#### [Exercise brief]
Show all lines from the data that include the word "BIOCOLL".

[Rows from a dataset]

★ ★ ★ ★ ★

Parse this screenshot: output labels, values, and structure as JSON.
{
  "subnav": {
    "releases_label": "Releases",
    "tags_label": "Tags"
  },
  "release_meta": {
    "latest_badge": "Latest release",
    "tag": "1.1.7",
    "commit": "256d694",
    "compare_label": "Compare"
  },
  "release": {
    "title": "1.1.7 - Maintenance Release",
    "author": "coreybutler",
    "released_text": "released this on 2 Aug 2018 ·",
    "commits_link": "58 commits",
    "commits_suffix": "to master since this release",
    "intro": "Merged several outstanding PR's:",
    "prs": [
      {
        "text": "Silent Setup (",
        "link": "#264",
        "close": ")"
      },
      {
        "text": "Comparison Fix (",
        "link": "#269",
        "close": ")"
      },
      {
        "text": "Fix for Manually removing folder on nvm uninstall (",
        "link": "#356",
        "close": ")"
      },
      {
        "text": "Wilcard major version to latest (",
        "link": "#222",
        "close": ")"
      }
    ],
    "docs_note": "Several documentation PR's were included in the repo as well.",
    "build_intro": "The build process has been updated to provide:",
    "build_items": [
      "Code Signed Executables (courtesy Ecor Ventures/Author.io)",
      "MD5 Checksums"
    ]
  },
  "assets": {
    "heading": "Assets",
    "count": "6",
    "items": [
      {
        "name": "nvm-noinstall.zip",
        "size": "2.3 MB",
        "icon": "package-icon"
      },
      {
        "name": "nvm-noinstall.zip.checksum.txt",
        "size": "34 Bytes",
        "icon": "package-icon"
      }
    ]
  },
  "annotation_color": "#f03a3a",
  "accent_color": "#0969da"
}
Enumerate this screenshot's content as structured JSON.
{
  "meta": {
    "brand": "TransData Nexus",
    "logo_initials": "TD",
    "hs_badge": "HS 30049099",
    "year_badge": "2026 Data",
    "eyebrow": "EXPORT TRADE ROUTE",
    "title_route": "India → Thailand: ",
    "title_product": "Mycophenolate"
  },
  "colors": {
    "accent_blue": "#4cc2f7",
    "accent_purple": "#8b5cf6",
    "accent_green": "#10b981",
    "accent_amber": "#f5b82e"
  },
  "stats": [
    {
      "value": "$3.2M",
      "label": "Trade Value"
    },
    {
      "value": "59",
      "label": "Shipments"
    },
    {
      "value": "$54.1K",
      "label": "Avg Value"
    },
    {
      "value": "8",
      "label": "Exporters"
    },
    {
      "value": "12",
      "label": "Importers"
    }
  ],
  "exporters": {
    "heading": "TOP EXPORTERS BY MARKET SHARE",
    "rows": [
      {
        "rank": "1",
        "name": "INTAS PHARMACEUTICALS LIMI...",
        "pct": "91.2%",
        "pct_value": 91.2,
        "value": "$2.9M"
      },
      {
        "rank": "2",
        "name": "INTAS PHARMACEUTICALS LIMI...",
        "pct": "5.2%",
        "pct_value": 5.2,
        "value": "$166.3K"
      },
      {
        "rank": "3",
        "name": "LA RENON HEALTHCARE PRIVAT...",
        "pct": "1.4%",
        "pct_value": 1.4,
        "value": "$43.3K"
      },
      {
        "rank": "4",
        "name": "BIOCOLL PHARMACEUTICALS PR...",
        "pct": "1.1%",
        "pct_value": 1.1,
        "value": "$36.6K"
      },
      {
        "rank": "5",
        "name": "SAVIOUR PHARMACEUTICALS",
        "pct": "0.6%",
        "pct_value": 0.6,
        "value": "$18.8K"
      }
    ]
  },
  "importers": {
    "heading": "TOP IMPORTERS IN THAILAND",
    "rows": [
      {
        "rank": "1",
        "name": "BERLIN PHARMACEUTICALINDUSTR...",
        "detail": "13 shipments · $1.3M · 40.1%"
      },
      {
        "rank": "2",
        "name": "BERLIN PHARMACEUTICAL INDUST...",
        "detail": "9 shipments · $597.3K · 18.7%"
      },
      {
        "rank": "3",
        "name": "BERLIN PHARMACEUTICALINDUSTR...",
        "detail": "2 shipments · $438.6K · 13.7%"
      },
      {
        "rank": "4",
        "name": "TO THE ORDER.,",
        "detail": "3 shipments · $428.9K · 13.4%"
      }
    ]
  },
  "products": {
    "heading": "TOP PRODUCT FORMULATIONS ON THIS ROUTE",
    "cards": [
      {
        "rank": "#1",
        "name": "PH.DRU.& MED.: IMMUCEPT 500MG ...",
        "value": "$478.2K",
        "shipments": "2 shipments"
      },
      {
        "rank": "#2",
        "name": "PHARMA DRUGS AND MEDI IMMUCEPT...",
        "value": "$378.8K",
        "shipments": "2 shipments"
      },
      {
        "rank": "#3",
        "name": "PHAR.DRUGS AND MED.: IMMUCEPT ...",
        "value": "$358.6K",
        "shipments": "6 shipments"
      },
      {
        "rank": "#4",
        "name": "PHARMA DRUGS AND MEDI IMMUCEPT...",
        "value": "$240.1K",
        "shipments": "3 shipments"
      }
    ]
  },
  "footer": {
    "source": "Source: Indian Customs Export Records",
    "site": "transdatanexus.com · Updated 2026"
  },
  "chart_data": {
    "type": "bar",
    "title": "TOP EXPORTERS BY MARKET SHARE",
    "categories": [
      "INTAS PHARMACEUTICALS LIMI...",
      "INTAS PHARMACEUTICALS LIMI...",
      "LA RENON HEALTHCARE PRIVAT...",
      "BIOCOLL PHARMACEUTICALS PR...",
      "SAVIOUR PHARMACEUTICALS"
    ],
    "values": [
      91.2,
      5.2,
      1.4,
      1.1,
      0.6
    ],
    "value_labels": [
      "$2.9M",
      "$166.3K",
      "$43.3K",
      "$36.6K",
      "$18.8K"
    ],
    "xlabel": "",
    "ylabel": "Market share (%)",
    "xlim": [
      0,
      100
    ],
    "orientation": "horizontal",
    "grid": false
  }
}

★ ★ ★ ★ ★

#### [Exercise response]
        "name": "BIOCOLL PHARMACEUTICALS PR...",
      "BIOCOLL PHARMACEUTICALS PR...",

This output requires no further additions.